:: Work required ::
The entries that follow should be written out exactly.

:: Records for processing ::

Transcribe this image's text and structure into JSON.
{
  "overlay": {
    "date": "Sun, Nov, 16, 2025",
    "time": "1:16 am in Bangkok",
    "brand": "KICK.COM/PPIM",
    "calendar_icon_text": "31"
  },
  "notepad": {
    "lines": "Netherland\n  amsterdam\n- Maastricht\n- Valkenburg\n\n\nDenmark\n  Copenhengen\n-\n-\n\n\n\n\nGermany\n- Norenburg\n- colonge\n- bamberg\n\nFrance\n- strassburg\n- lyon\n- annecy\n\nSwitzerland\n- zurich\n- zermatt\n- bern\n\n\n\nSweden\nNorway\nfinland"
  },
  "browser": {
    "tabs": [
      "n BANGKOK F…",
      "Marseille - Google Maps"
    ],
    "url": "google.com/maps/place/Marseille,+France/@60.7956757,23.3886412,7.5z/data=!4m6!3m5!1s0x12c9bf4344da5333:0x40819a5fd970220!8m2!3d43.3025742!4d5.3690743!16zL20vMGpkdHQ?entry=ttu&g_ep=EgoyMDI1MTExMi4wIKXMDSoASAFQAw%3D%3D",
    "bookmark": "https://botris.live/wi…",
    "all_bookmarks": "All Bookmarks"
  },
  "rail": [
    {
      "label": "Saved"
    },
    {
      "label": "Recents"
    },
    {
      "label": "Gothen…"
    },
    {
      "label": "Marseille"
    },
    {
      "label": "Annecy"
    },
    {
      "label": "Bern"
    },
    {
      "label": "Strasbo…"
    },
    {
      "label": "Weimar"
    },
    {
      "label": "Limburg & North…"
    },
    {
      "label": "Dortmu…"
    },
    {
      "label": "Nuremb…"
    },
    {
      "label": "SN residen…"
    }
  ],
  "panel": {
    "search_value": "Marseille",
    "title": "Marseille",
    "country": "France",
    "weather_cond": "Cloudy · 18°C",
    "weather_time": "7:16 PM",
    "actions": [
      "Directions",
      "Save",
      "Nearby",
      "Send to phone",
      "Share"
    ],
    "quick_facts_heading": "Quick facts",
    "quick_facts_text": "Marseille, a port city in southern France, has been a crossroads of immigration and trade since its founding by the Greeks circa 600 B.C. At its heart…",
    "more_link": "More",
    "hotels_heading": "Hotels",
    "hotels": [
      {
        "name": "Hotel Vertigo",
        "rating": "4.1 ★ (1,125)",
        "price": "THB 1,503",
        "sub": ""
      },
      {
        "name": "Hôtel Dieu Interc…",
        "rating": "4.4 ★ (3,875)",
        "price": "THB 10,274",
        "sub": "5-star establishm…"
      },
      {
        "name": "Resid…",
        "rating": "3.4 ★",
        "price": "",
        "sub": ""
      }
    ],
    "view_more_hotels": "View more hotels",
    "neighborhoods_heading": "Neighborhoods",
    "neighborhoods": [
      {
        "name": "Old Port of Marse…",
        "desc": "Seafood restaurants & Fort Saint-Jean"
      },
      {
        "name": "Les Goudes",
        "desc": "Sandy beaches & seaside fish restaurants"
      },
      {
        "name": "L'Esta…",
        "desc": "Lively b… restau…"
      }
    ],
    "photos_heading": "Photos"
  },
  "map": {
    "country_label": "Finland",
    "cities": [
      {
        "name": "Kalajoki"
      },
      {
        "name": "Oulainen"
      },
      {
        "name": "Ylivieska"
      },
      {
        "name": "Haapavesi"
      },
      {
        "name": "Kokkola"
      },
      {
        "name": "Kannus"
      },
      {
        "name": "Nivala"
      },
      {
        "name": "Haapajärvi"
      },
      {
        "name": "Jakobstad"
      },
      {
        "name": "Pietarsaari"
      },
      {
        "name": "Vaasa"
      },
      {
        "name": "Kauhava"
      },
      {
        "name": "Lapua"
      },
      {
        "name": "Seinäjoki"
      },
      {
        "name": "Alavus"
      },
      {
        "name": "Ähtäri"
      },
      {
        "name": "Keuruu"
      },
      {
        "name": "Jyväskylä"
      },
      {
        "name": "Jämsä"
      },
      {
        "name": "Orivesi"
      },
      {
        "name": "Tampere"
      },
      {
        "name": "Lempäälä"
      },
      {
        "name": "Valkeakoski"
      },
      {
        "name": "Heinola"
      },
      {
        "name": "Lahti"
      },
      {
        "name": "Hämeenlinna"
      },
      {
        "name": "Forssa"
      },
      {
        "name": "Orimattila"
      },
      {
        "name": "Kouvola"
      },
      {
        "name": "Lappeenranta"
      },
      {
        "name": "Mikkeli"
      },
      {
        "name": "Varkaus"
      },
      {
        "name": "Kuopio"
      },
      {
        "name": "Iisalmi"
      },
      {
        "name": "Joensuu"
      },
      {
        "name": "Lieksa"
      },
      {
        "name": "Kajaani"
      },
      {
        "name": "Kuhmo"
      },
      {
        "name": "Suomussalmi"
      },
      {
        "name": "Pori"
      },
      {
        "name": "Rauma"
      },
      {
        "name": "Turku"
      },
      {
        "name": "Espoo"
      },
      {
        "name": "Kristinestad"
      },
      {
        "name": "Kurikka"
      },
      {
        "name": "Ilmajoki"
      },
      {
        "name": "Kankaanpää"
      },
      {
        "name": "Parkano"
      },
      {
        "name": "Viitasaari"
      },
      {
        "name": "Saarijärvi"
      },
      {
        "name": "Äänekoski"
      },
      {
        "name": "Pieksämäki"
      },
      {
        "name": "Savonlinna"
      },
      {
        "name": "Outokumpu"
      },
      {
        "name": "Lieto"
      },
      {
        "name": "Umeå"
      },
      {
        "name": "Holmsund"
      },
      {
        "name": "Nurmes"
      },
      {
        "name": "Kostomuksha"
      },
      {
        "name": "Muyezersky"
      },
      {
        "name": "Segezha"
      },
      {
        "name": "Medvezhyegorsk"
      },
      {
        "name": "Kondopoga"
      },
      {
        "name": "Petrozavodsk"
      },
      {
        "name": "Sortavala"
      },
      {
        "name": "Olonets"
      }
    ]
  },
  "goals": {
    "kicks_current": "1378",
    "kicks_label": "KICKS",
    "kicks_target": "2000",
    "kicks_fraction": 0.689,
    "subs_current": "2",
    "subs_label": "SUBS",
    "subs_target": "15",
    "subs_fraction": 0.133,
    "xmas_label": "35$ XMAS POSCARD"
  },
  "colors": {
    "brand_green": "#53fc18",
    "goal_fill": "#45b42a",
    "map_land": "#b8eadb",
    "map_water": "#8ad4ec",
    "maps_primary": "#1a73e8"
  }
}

:: Solution for this exercise ::
Transcribe this image's text and structure into JSON.
{
  "overlay": {
    "date": "Sun, Nov, 16, 2025",
    "time": "1:16 am in Bangkok",
    "brand": "KICK.COM/PPIM",
    "calendar_icon_text": "31"
  },
  "notepad": {
    "lines": "Netherland\n  amsterdam\n- Maastricht\n- Valkenburg\n\n\nDenmark\n  Copenhengen\n-\n-\n\n\n\n\nGermany\n- Norenburg\n- colonge\n- bamberg\n\nFrance\n- strassburg\n- lyon\n- annecy\n\nSwitzerland\n- zurich\n- zermatt\n- bern\n\n\n\nSweden\nNorway\nfinland"
  },
  "browser": {
    "tabs": [
      "n BANGKOK F…",
      "Marseille - Google Maps"
    ],
    "url": "google.com/maps/place/Marseille,+France/@60.7956757,23.3886412,7.5z/data=!4m6!3m5!1s0x12c9bf4344da5333:0x40819a5fd970220!8m2!3d43.3025742!4d5.3690743!16zL20vMGpkdHQ?entry=ttu&g_ep=EgoyMDI1MTExMi4wIKXMDSoASAFQAw%3D%3D",
    "bookmark": "https://botris.live/wi…",
    "all_bookmarks": "All Bookmarks"
  },
  "rail": [
    {
      "label": "Saved"
    },
    {
      "label": "Recents"
    },
    {
      "label": "Gothen…"
    },
    {
      "label": "Marseille"
    },
    {
      "label": "Annecy"
    },
    {
      "label": "Bern"
    },
    {
      "label": "Strasbo…"
    },
    {
      "label": "Weimar"
    },
    {
      "label": "Limburg & North…"
    },
    {
      "label": "Dortmu…"
    },
    {
      "label": "Nuremb…"
    },
    {
      "label": "SN residen…"
    }
  ],
  "panel": {
    "search_value": "Marseille",
    "title": "Marseille",
    "country": "France",
    "weather_cond": "Cloudy · 18°C",
    "weather_time": "7:16 PM",
    "actions": [
      "Directions",
      "Save",
      "Nearby",
      "Send to phone",
      "Share"
    ],
    "quick_facts_heading": "Quick facts",
    "quick_facts_text": "Marseille, a port city in southern France, has been a crossroads of immigration and trade since its founding by the Greeks circa 600 B.C. At its heart…",
    "more_link": "More",
    "hotels_heading": "Hotels",
    "hotels": [
      {
        "name": "Hotel Vertigo",
        "rating": "4.1 ★ (1,125)",
        "price": "THB 1,503",
        "sub": ""
      },
      {
        "name": "Hôtel Dieu Interc…",
        "rating": "4.4 ★ (3,875)",
        "price": "THB 10,274",
        "sub": "5-star establishm…"
      },
      {
        "name": "Resid…",
        "rating": "3.4 ★",
        "price": "",
        "sub": ""
      }
    ],
    "view_more_hotels": "View more hotels",
    "neighborhoods_heading": "Neighborhoods",
    "neighborhoods": [
      {
        "name": "Old Port of Marse…",
        "desc": "Seafood restaurants & Fort Saint-Jean"
      },
      {
        "name": "Les Goudes",
        "desc": "Sandy beaches & seaside fish restaurants"
      },
      {
        "name": "L'Esta…",
        "desc": "Lively b… restau…"
      }
    ],
    "photos_heading": "Photos"
  },
  "map": {
    "country_label": "Finland",
    "cities": [
      {
        "name": "Kalajoki"
      },
      {
        "name": "Oulainen"
      },
      {
        "name": "Ylivieska"
      },
      {
        "name": "Haapavesi"
      },
      {
        "name": "Kokkola"
      },
      {
        "name": "Kannus"
      },
      {
        "name": "Nivala"
      },
      {
        "name": "Haapajärvi"
      },
      {
        "name": "Jakobstad"
      },
      {
        "name": "Pietarsaari"
      },
      {
        "name": "Vaasa"
      },
      {
        "name": "Kauhava"
      },
      {
        "name": "Lapua"
      },
      {
        "name": "Seinäjoki"
      },
      {
        "name": "Alavus"
      },
      {
        "name": "Ähtäri"
      },
      {
        "name": "Keuruu"
      },
      {
        "name": "Jyväskylä"
      },
      {
        "name": "Jämsä"
      },
      {
        "name": "Orivesi"
      },
      {
        "name": "Tampere"
      },
      {
        "name": "Lempäälä"
      },
      {
        "name": "Valkeakoski"
      },
      {
        "name": "Heinola"
      },
      {
        "name": "Lahti"
      },
      {
        "name": "Hämeenlinna"
      },
      {
        "name": "Forssa"
      },
      {
        "name": "Orimattila"
      },
      {
        "name": "Kouvola"
      },
      {
        "name": "Lappeenranta"
      },
      {
        "name": "Mikkeli"
      },
      {
        "name": "Varkaus"
      },
      {
        "name": "Kuopio"
      },
      {
        "name": "Iisalmi"
      },
      {
        "name": "Joensuu"
      },
      {
        "name": "Lieksa"
      },
      {
        "name": "Kajaani"
      },
      {
        "name": "Kuhmo"
      },
      {
        "name": "Suomussalmi"
      },
      {
        "name": "Pori"
      },
      {
        "name": "Rauma"
      },
      {
        "name": "Turku"
      },
      {
        "name": "Espoo"
      },
      {
        "name": "Kristinestad"
      },
      {
        "name": "Kurikka"
      },
      {
        "name": "Ilmajoki"
      },
      {
        "name": "Kankaanpää"
      },
      {
        "name": "Parkano"
      },
      {
        "name": "Viitasaari"
      },
      {
        "name": "Saarijärvi"
      },
      {
        "name": "Äänekoski"
      },
      {
        "name": "Pieksämäki"
      },
      {
        "name": "Savonlinna"
      },
      {
        "name": "Outokumpu"
      },
      {
        "name": "Lieto"
      },
      {
        "name": "Umeå"
      },
      {
        "name": "Holmsund"
      },
      {
        "name": "Nurmes"
      },
      {
        "name": "Kostomuksha"
      },
      {
        "name": "Muyezersky"
      },
      {
        "name": "Segezha"
      },
      {
        "name": "Medvezhyegorsk"
      },
      {
        "name": "Kondopoga"
      },
      {
        "name": "Petrozavodsk"
      },
      {
        "name": "Sortavala"
      },
      {
        "name": "Olonets"
      }
    ]
  },
  "goals": {
    "kicks_current": "1378",
    "kicks_label": "KICKS",
    "kicks_target": "2000",
    "kicks_fraction": 0.689,
    "subs_current": "2",
    "subs_label": "SUBS",
    "subs_target": "15",
    "subs_fraction": 0.133,
    "xmas_label": "35$ XMAS POSCARD"
  },
  "colors": {
    "brand_green": "#53fc18",
    "goal_fill": "#45b42a",
    "map_land": "#b8eadb",
    "map_water": "#8ad4ec",
    "maps_primary": "#1a73e8"
  }
}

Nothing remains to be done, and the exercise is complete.